═════ Records to use

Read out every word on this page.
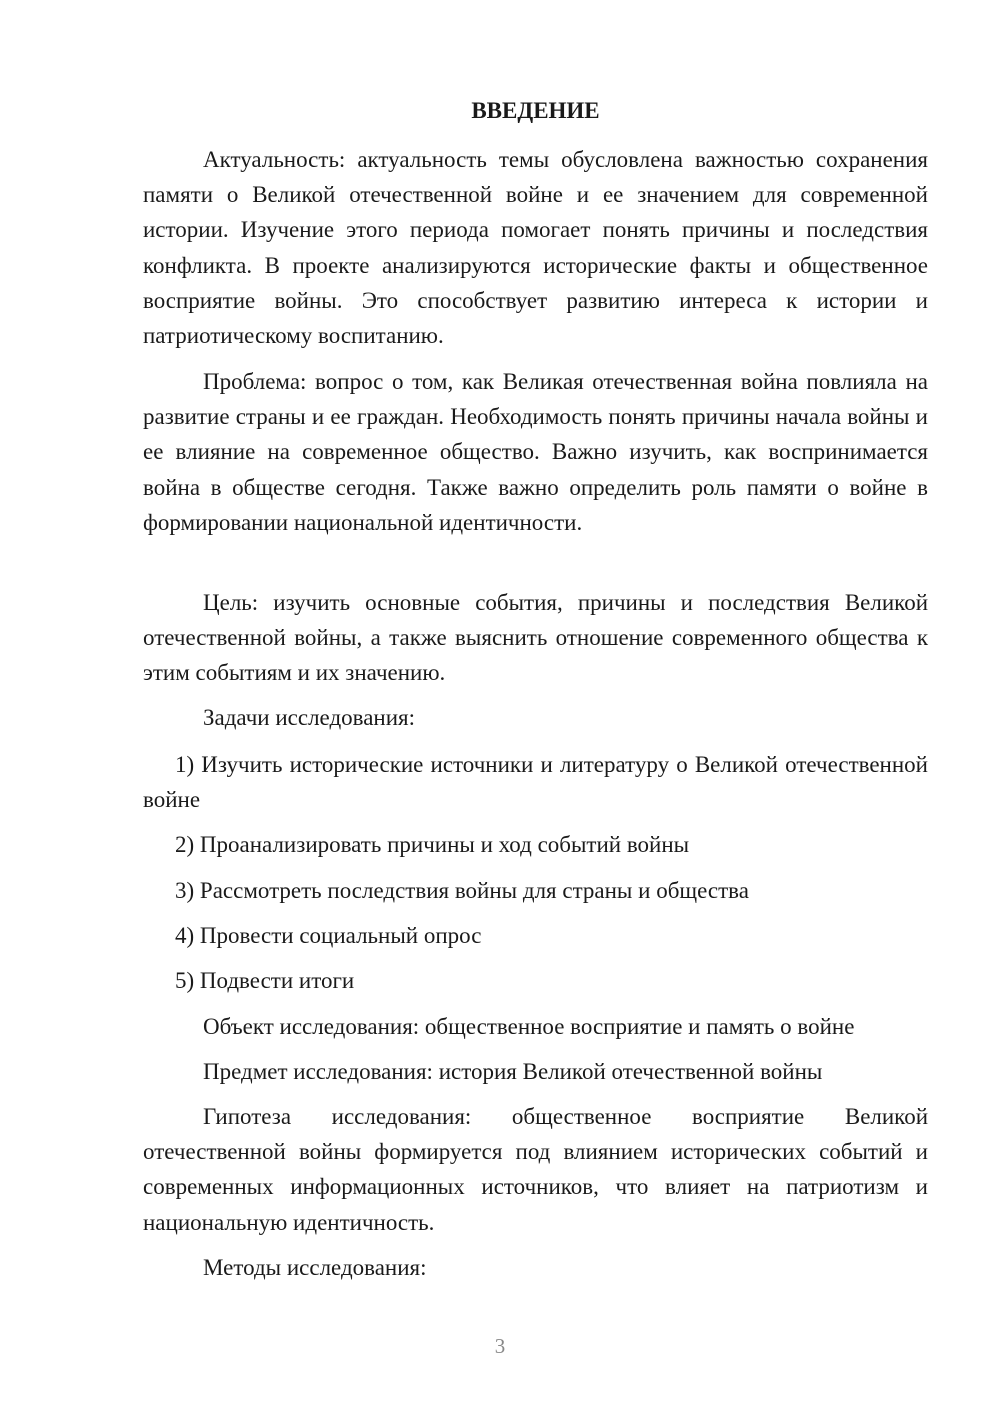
ВВЕДЕНИЕ

Актуальность: актуальность темы обусловлена важностью сохранения памяти о Великой отечественной войне и ее значением для современной истории. Изучение этого периода помогает понять причины и последствия конфликта. В проекте анализируются исторические факты и общественное восприятие войны. Это способствует развитию интереса к истории и патриотическому воспитанию.

Проблема: вопрос о том, как Великая отечественная война повлияла на развитие страны и ее граждан. Необходимость понять причины начала войны и ее влияние на современное общество. Важно изучить, как воспринимается война в обществе сегодня. Также важно определить роль памяти о войне в формировании национальной идентичности.

Цель: изучить основные события, причины и последствия Великой отечественной войны, а также выяснить отношение современного общества к этим событиям и их значению.

Задачи исследования:

1) Изучить исторические источники и литературу о Великой отечественной войне

2) Проанализировать причины и ход событий войны

3) Рассмотреть последствия войны для страны и общества

4) Провести социальный опрос

5) Подвести итоги

Объект исследования: общественное восприятие и память о войне

Предмет исследования: история Великой отечественной войны

Гипотеза исследования: общественное восприятие Великой отечественной войны формируется под влиянием исторических событий и современных информационных источников, что влияет на патриотизм и национальную идентичность.

Методы исследования:

3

══════════

__What is expected__
Return every line containing "исследования".

__Exercise response__
Задачи исследования:
Объект исследования: общественное восприятие и память о войне
Предмет исследования: история Великой отечественной войны
Гипотеза исследования: общественное восприятие Великой отечественной войны формируется под влиянием исторических событий и современных информационных источников, что влияет на патриотизм и национальную идентичность.
Методы исследования:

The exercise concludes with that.